Material provided =
========
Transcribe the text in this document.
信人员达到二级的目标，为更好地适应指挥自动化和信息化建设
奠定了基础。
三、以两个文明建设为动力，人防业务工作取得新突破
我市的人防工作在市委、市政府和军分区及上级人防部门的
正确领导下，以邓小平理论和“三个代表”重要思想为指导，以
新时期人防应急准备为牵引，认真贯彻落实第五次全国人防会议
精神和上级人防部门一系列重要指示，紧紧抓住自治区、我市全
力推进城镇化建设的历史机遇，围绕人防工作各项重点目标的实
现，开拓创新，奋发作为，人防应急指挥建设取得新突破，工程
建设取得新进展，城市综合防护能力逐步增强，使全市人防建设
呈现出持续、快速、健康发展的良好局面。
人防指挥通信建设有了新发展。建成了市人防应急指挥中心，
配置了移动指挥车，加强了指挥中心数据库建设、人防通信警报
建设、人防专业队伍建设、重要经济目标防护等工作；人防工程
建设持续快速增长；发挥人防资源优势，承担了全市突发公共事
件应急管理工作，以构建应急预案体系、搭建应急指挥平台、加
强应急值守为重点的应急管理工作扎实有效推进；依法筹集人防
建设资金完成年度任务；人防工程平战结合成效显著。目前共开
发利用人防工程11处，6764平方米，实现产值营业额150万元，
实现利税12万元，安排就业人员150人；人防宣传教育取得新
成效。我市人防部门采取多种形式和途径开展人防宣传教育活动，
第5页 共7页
========
What you should do =
Copy all of the data. Keep every word exactly as it is.

Full output =
Transcribe the text in this document.
信人员达到二级的目标，为更好地适应指挥自动化和信息化建设
奠定了基础。
三、以两个文明建设为动力，人防业务工作取得新突破
我市的人防工作在市委、市政府和军分区及上级人防部门的
正确领导下，以邓小平理论和“三个代表”重要思想为指导，以
新时期人防应急准备为牵引，认真贯彻落实第五次全国人防会议
精神和上级人防部门一系列重要指示，紧紧抓住自治区、我市全
力推进城镇化建设的历史机遇，围绕人防工作各项重点目标的实
现，开拓创新，奋发作为，人防应急指挥建设取得新突破，工程
建设取得新进展，城市综合防护能力逐步增强，使全市人防建设
呈现出持续、快速、健康发展的良好局面。
人防指挥通信建设有了新发展。建成了市人防应急指挥中心，
配置了移动指挥车，加强了指挥中心数据库建设、人防通信警报
建设、人防专业队伍建设、重要经济目标防护等工作；人防工程
建设持续快速增长；发挥人防资源优势，承担了全市突发公共事
件应急管理工作，以构建应急预案体系、搭建应急指挥平台、加
强应急值守为重点的应急管理工作扎实有效推进；依法筹集人防
建设资金完成年度任务；人防工程平战结合成效显著。目前共开
发利用人防工程11处，6764平方米，实现产值营业额150万元，
实现利税12万元，安排就业人员150人；人防宣传教育取得新
成效。我市人防部门采取多种形式和途径开展人防宣传教育活动，
第5页 共7页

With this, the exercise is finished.